• _Given instruction_
Repeat the whole of the data, keeping every detail the same.

• _Materials provided_
☆ ☆ ☆ ☆ ☆ ☆ ☆

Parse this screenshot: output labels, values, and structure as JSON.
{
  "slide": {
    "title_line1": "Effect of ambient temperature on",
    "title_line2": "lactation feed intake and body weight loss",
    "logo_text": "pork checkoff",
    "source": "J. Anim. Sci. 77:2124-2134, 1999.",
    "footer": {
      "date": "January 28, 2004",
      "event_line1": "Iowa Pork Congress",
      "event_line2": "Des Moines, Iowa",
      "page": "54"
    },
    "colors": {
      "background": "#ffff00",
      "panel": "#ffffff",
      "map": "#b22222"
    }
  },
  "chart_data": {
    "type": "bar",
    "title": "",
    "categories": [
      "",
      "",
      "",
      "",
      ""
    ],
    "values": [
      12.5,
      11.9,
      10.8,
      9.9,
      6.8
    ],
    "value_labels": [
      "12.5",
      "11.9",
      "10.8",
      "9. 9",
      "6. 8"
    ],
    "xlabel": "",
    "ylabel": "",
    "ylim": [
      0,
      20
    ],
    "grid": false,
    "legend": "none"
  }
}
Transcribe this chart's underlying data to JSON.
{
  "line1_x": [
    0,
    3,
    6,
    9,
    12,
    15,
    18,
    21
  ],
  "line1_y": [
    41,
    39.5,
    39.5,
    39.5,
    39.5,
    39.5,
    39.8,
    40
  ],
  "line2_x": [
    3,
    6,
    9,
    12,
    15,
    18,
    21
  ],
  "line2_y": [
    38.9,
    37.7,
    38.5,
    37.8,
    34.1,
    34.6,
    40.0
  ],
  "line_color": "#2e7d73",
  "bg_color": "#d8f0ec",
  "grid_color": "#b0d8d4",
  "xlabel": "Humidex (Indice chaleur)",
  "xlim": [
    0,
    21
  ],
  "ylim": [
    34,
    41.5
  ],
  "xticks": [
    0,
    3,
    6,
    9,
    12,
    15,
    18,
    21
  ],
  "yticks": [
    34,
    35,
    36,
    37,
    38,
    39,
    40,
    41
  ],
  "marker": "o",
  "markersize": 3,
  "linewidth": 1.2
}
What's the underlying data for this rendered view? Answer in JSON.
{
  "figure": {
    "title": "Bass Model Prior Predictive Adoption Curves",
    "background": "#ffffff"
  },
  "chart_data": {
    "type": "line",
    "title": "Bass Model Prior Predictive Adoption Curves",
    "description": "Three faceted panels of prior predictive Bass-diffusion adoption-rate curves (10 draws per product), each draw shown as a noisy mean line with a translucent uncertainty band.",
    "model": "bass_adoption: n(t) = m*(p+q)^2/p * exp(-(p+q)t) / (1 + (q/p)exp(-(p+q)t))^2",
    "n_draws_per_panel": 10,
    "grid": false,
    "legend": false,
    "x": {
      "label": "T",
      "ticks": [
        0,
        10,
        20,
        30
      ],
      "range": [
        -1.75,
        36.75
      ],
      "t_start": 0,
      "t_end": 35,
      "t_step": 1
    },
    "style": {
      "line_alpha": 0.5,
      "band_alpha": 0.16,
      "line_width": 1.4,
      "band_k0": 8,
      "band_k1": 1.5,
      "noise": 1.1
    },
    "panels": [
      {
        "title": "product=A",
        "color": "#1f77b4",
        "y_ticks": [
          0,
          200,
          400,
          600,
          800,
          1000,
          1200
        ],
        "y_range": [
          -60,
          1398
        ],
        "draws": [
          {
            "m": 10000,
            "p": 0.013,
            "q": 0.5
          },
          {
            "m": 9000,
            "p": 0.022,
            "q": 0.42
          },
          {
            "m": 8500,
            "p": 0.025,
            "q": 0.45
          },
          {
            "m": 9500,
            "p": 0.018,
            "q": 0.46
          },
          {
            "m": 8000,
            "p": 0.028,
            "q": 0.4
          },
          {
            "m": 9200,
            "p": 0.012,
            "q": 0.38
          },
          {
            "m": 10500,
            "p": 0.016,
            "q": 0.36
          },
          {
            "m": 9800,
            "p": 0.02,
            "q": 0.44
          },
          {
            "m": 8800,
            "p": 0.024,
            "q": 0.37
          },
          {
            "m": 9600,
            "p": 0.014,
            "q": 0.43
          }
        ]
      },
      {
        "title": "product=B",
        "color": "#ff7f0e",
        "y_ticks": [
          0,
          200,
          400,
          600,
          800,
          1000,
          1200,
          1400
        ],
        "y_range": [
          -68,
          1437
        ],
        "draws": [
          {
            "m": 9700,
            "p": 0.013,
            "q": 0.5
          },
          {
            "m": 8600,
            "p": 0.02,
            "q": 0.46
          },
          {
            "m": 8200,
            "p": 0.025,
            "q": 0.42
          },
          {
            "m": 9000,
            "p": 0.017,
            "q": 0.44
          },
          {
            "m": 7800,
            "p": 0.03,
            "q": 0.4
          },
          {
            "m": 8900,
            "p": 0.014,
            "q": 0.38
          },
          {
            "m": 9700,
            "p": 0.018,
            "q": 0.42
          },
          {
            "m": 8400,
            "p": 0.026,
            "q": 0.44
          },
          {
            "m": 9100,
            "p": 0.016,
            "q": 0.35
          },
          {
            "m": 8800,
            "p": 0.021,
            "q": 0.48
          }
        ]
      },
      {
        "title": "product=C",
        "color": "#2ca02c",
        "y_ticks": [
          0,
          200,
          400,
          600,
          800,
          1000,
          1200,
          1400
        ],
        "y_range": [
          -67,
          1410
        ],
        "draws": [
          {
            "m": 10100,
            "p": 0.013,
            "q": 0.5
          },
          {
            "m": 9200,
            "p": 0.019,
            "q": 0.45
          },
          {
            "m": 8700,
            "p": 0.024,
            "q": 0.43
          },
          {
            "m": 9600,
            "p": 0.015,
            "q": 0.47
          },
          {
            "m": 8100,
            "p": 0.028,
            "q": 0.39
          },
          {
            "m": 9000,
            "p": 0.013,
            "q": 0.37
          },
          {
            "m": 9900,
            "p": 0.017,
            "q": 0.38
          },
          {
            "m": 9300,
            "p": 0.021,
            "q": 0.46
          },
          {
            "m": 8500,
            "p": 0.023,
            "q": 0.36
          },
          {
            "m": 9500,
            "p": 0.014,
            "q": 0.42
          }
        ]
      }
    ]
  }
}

☆ ☆ ☆ ☆ ☆ ☆ ☆

• _The completed task_
Parse this screenshot: output labels, values, and structure as JSON.
{
  "slide": {
    "title_line1": "Effect of ambient temperature on",
    "title_line2": "lactation feed intake and body weight loss",
    "logo_text": "pork checkoff",
    "source": "J. Anim. Sci. 77:2124-2134, 1999.",
    "footer": {
      "date": "January 28, 2004",
      "event_line1": "Iowa Pork Congress",
      "event_line2": "Des Moines, Iowa",
      "page": "54"
    },
    "colors": {
      "background": "#ffff00",
      "panel": "#ffffff",
      "map": "#b22222"
    }
  },
  "chart_data": {
    "type": "bar",
    "title": "",
    "categories": [
      "",
      "",
      "",
      "",
      ""
    ],
    "values": [
      12.5,
      11.9,
      10.8,
      9.9,
      6.8
    ],
    "value_labels": [
      "12.5",
      "11.9",
      "10.8",
      "9. 9",
      "6. 8"
    ],
    "xlabel": "",
    "ylabel": "",
    "ylim": [
      0,
      20
    ],
    "grid": false,
    "legend": "none"
  }
}
Transcribe this chart's underlying data to JSON.
{
  "line1_x": [
    0,
    3,
    6,
    9,
    12,
    15,
    18,
    21
  ],
  "line1_y": [
    41,
    39.5,
    39.5,
    39.5,
    39.5,
    39.5,
    39.8,
    40
  ],
  "line2_x": [
    3,
    6,
    9,
    12,
    15,
    18,
    21
  ],
  "line2_y": [
    38.9,
    37.7,
    38.5,
    37.8,
    34.1,
    34.6,
    40.0
  ],
  "line_color": "#2e7d73",
  "bg_color": "#d8f0ec",
  "grid_color": "#b0d8d4",
  "xlabel": "Humidex (Indice chaleur)",
  "xlim": [
    0,
    21
  ],
  "ylim": [
    34,
    41.5
  ],
  "xticks": [
    0,
    3,
    6,
    9,
    12,
    15,
    18,
    21
  ],
  "yticks": [
    34,
    35,
    36,
    37,
    38,
    39,
    40,
    41
  ],
  "marker": "o",
  "markersize": 3,
  "linewidth": 1.2
}
What's the underlying data for this rendered view? Answer in JSON.
{
  "figure": {
    "title": "Bass Model Prior Predictive Adoption Curves",
    "background": "#ffffff"
  },
  "chart_data": {
    "type": "line",
    "title": "Bass Model Prior Predictive Adoption Curves",
    "description": "Three faceted panels of prior predictive Bass-diffusion adoption-rate curves (10 draws per product), each draw shown as a noisy mean line with a translucent uncertainty band.",
    "model": "bass_adoption: n(t) = m*(p+q)^2/p * exp(-(p+q)t) / (1 + (q/p)exp(-(p+q)t))^2",
    "n_draws_per_panel": 10,
    "grid": false,
    "legend": false,
    "x": {
      "label": "T",
      "ticks": [
        0,
        10,
        20,
        30
      ],
      "range": [
        -1.75,
        36.75
      ],
      "t_start": 0,
      "t_end": 35,
      "t_step": 1
    },
    "style": {
      "line_alpha": 0.5,
      "band_alpha": 0.16,
      "line_width": 1.4,
      "band_k0": 8,
      "band_k1": 1.5,
      "noise": 1.1
    },
    "panels": [
      {
        "title": "product=A",
        "color": "#1f77b4",
        "y_ticks": [
          0,
          200,
          400,
          600,
          800,
          1000,
          1200
        ],
        "y_range": [
          -60,
          1398
        ],
        "draws": [
          {
            "m": 10000,
            "p": 0.013,
            "q": 0.5
          },
          {
            "m": 9000,
            "p": 0.022,
            "q": 0.42
          },
          {
            "m": 8500,
            "p": 0.025,
            "q": 0.45
          },
          {
            "m": 9500,
            "p": 0.018,
            "q": 0.46
          },
          {
            "m": 8000,
            "p": 0.028,
            "q": 0.4
          },
          {
            "m": 9200,
            "p": 0.012,
            "q": 0.38
          },
          {
            "m": 10500,
            "p": 0.016,
            "q": 0.36
          },
          {
            "m": 9800,
            "p": 0.02,
            "q": 0.44
          },
          {
            "m": 8800,
            "p": 0.024,
            "q": 0.37
          },
          {
            "m": 9600,
            "p": 0.014,
            "q": 0.43
          }
        ]
      },
      {
        "title": "product=B",
        "color": "#ff7f0e",
        "y_ticks": [
          0,
          200,
          400,
          600,
          800,
          1000,
          1200,
          1400
        ],
        "y_range": [
          -68,
          1437
        ],
        "draws": [
          {
            "m": 9700,
            "p": 0.013,
            "q": 0.5
          },
          {
            "m": 8600,
            "p": 0.02,
            "q": 0.46
          },
          {
            "m": 8200,
            "p": 0.025,
            "q": 0.42
          },
          {
            "m": 9000,
            "p": 0.017,
            "q": 0.44
          },
          {
            "m": 7800,
            "p": 0.03,
            "q": 0.4
          },
          {
            "m": 8900,
            "p": 0.014,
            "q": 0.38
          },
          {
            "m": 9700,
            "p": 0.018,
            "q": 0.42
          },
          {
            "m": 8400,
            "p": 0.026,
            "q": 0.44
          },
          {
            "m": 9100,
            "p": 0.016,
            "q": 0.35
          },
          {
            "m": 8800,
            "p": 0.021,
            "q": 0.48
          }
        ]
      },
      {
        "title": "product=C",
        "color": "#2ca02c",
        "y_ticks": [
          0,
          200,
          400,
          600,
          800,
          1000,
          1200,
          1400
        ],
        "y_range": [
          -67,
          1410
        ],
        "draws": [
          {
            "m": 10100,
            "p": 0.013,
            "q": 0.5
          },
          {
            "m": 9200,
            "p": 0.019,
            "q": 0.45
          },
          {
            "m": 8700,
            "p": 0.024,
            "q": 0.43
          },
          {
            "m": 9600,
            "p": 0.015,
            "q": 0.47
          },
          {
            "m": 8100,
            "p": 0.028,
            "q": 0.39
          },
          {
            "m": 9000,
            "p": 0.013,
            "q": 0.37
          },
          {
            "m": 9900,
            "p": 0.017,
            "q": 0.38
          },
          {
            "m": 9300,
            "p": 0.021,
            "q": 0.46
          },
          {
            "m": 8500,
            "p": 0.023,
            "q": 0.36
          },
          {
            "m": 9500,
            "p": 0.014,
            "q": 0.42
          }
        ]
      }
    ]
  }
}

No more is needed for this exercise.